[Figure dataset records]
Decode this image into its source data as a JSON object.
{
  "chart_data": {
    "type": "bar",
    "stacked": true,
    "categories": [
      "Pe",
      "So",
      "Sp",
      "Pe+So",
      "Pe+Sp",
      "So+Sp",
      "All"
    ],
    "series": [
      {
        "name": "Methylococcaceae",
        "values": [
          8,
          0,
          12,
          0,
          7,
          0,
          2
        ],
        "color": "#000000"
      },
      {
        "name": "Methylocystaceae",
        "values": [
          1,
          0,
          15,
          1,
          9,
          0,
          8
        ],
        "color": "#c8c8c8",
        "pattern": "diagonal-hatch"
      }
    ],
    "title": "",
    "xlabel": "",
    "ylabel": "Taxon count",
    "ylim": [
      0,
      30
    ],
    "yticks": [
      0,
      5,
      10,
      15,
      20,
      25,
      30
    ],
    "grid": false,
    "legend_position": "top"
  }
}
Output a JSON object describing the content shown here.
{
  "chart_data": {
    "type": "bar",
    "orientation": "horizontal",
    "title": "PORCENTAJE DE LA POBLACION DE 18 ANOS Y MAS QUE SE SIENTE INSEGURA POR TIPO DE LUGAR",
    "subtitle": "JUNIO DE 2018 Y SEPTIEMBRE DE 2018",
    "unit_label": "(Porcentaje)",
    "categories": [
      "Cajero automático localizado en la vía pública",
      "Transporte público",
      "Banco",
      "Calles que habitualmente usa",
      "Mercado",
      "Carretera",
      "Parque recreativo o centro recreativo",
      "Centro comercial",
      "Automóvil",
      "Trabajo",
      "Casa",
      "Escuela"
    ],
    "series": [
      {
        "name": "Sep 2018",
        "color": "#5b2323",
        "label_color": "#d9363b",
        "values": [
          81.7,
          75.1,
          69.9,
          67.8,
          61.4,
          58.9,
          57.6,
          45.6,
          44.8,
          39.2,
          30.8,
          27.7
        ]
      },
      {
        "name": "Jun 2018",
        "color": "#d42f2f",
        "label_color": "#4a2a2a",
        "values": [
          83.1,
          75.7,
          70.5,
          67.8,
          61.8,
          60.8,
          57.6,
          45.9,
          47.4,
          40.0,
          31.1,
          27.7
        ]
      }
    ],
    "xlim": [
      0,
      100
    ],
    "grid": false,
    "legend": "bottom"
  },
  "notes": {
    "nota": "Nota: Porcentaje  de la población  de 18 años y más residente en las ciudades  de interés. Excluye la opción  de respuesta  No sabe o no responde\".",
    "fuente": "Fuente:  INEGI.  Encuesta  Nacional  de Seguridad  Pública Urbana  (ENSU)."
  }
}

**Exercise aim:** Take the listing above and write it out again exactly.

**Solution below:**
Decode this image into its source data as a JSON object.
{
  "chart_data": {
    "type": "bar",
    "stacked": true,
    "categories": [
      "Pe",
      "So",
      "Sp",
      "Pe+So",
      "Pe+Sp",
      "So+Sp",
      "All"
    ],
    "series": [
      {
        "name": "Methylococcaceae",
        "values": [
          8,
          0,
          12,
          0,
          7,
          0,
          2
        ],
        "color": "#000000"
      },
      {
        "name": "Methylocystaceae",
        "values": [
          1,
          0,
          15,
          1,
          9,
          0,
          8
        ],
        "color": "#c8c8c8",
        "pattern": "diagonal-hatch"
      }
    ],
    "title": "",
    "xlabel": "",
    "ylabel": "Taxon count",
    "ylim": [
      0,
      30
    ],
    "yticks": [
      0,
      5,
      10,
      15,
      20,
      25,
      30
    ],
    "grid": false,
    "legend_position": "top"
  }
}
Output a JSON object describing the content shown here.
{
  "chart_data": {
    "type": "bar",
    "orientation": "horizontal",
    "title": "PORCENTAJE DE LA POBLACION DE 18 ANOS Y MAS QUE SE SIENTE INSEGURA POR TIPO DE LUGAR",
    "subtitle": "JUNIO DE 2018 Y SEPTIEMBRE DE 2018",
    "unit_label": "(Porcentaje)",
    "categories": [
      "Cajero automático localizado en la vía pública",
      "Transporte público",
      "Banco",
      "Calles que habitualmente usa",
      "Mercado",
      "Carretera",
      "Parque recreativo o centro recreativo",
      "Centro comercial",
      "Automóvil",
      "Trabajo",
      "Casa",
      "Escuela"
    ],
    "series": [
      {
        "name": "Sep 2018",
        "color": "#5b2323",
        "label_color": "#d9363b",
        "values": [
          81.7,
          75.1,
          69.9,
          67.8,
          61.4,
          58.9,
          57.6,
          45.6,
          44.8,
          39.2,
          30.8,
          27.7
        ]
      },
      {
        "name": "Jun 2018",
        "color": "#d42f2f",
        "label_color": "#4a2a2a",
        "values": [
          83.1,
          75.7,
          70.5,
          67.8,
          61.8,
          60.8,
          57.6,
          45.9,
          47.4,
          40.0,
          31.1,
          27.7
        ]
      }
    ],
    "xlim": [
      0,
      100
    ],
    "grid": false,
    "legend": "bottom"
  },
  "notes": {
    "nota": "Nota: Porcentaje  de la población  de 18 años y más residente en las ciudades  de interés. Excluye la opción  de respuesta  No sabe o no responde\".",
    "fuente": "Fuente:  INEGI.  Encuesta  Nacional  de Seguridad  Pública Urbana  (ENSU)."
  }
}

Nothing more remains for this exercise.